--- Start Dataset records ---

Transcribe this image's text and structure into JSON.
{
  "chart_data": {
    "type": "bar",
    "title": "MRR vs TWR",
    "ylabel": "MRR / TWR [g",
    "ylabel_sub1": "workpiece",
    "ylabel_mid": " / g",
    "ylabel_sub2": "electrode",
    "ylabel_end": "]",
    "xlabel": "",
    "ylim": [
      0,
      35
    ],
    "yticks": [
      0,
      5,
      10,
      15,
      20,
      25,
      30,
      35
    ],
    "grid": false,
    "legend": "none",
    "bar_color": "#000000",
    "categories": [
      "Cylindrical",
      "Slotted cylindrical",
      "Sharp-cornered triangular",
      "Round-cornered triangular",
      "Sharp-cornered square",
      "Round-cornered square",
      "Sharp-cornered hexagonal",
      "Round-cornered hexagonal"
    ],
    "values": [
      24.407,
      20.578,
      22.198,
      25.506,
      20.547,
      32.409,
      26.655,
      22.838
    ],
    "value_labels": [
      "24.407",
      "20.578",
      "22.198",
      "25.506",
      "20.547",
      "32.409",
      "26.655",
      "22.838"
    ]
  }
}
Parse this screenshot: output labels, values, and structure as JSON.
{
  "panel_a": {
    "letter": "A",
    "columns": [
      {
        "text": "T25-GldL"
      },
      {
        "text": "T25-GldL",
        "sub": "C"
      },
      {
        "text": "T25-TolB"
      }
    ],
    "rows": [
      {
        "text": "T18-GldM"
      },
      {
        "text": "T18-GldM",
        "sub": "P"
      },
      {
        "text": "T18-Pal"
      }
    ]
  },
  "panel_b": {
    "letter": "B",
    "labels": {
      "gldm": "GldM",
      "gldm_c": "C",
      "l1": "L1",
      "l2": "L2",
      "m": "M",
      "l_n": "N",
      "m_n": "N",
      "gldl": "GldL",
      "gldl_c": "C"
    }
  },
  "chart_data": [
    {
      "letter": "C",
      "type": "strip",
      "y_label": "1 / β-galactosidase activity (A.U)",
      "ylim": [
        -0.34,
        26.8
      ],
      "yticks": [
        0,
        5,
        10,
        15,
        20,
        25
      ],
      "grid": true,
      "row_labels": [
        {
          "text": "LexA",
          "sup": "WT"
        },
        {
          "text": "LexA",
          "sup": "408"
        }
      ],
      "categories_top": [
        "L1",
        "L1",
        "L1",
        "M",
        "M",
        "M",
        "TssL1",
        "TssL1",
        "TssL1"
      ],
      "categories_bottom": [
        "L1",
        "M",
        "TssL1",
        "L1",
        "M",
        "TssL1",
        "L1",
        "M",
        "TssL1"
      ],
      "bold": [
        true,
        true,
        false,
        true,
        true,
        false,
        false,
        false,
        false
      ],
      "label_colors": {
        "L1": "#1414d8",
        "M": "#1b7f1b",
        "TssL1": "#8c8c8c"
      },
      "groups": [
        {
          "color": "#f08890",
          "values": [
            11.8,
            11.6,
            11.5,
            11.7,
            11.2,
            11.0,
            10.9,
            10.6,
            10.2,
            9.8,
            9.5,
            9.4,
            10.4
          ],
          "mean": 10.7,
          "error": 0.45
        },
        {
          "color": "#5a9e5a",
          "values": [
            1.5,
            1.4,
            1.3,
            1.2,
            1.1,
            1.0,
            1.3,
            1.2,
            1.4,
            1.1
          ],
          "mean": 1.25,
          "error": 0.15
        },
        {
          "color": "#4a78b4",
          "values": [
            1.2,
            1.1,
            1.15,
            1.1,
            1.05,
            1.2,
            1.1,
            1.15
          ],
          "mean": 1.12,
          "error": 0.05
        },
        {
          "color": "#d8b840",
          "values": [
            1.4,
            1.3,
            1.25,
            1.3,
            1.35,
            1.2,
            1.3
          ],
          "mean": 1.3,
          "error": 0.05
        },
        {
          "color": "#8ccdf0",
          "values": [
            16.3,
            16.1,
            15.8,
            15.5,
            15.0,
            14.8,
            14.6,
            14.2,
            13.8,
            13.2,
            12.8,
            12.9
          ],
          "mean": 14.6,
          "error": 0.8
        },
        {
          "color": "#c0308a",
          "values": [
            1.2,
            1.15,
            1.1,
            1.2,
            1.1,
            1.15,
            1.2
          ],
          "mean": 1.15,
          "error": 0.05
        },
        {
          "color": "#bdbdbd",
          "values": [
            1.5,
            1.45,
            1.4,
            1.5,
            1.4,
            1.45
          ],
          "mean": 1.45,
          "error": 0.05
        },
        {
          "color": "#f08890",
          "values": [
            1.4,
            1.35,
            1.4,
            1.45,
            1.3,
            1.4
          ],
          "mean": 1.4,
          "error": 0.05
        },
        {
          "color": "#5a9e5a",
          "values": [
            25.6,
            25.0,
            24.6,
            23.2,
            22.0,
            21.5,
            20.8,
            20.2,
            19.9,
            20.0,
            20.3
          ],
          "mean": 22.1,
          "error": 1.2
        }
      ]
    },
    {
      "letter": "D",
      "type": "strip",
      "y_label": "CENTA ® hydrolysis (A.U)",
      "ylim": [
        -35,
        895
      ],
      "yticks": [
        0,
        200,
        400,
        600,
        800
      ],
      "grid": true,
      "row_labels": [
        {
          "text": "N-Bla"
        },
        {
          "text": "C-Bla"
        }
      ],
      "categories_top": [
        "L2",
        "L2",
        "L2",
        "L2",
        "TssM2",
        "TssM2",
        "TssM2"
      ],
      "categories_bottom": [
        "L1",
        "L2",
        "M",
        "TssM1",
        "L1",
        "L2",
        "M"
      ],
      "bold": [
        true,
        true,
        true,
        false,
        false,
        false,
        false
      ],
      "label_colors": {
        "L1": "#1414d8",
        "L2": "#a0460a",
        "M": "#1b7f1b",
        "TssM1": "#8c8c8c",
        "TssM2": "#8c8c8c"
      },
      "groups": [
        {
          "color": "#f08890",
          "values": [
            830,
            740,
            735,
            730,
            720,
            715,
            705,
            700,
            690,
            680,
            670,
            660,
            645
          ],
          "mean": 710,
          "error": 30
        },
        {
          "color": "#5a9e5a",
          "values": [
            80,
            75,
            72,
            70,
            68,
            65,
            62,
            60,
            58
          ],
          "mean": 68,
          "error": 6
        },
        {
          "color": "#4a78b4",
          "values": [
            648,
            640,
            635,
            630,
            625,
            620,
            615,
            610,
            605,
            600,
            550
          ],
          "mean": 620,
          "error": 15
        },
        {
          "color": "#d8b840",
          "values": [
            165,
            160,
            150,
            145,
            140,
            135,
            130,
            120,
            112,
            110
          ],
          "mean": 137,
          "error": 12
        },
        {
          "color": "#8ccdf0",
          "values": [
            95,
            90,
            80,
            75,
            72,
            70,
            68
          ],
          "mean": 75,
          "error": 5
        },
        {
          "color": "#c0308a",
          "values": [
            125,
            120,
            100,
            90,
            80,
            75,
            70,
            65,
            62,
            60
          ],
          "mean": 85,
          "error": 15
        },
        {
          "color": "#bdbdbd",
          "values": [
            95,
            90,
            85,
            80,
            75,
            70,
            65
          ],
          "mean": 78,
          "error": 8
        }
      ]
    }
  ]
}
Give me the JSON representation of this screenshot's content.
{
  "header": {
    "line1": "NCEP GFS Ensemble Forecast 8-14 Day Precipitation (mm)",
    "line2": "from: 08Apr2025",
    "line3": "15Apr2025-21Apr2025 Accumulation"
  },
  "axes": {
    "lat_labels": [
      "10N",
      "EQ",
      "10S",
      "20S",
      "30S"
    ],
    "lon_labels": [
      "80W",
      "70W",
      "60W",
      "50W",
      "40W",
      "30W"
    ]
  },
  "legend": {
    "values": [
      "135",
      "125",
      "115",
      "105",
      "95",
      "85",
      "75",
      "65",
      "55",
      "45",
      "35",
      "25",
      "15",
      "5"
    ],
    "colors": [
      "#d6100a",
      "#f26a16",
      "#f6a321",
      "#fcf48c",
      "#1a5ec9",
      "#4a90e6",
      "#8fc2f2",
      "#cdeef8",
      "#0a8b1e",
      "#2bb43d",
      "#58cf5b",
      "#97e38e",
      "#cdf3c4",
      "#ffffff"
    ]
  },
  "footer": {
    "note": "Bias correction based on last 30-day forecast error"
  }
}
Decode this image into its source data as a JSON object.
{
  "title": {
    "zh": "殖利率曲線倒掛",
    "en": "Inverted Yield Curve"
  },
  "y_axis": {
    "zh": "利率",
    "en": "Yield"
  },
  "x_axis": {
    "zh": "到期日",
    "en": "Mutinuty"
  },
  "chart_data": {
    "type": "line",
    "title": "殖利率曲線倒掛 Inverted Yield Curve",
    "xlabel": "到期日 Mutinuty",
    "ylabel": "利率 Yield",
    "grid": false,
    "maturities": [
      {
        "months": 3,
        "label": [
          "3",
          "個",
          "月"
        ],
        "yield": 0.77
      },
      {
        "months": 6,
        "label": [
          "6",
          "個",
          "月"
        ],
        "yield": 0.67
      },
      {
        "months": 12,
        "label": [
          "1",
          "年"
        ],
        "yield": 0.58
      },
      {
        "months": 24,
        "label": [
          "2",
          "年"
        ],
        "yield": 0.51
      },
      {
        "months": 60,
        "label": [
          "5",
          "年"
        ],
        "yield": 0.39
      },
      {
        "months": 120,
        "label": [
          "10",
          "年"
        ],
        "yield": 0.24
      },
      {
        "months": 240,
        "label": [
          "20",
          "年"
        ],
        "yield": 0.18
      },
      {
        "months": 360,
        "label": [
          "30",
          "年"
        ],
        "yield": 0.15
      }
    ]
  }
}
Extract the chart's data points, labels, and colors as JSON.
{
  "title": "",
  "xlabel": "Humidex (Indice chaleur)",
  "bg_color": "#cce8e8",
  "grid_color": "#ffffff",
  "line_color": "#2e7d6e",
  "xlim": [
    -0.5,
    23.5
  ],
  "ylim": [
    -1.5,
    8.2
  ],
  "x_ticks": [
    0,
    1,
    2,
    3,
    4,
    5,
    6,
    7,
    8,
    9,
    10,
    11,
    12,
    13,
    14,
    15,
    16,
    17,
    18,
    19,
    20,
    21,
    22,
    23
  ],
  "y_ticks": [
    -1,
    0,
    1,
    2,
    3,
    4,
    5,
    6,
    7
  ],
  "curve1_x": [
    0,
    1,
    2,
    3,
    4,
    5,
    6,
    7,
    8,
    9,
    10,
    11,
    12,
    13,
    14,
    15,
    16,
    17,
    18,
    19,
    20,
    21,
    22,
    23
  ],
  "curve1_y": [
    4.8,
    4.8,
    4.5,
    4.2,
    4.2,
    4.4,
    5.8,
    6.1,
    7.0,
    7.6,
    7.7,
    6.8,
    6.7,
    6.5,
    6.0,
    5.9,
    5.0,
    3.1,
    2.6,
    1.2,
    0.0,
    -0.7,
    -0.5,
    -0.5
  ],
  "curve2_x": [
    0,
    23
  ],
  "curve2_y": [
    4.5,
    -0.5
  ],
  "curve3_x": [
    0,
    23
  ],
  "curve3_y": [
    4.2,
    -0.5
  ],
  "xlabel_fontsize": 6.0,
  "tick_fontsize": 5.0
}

--- End Dataset records ---

= Job =
Where a line of the records above holds the word "Round", copy that line.

= Complete response =
      "Round-cornered triangular",
      "Round-cornered square",
      "Round-cornered hexagonal"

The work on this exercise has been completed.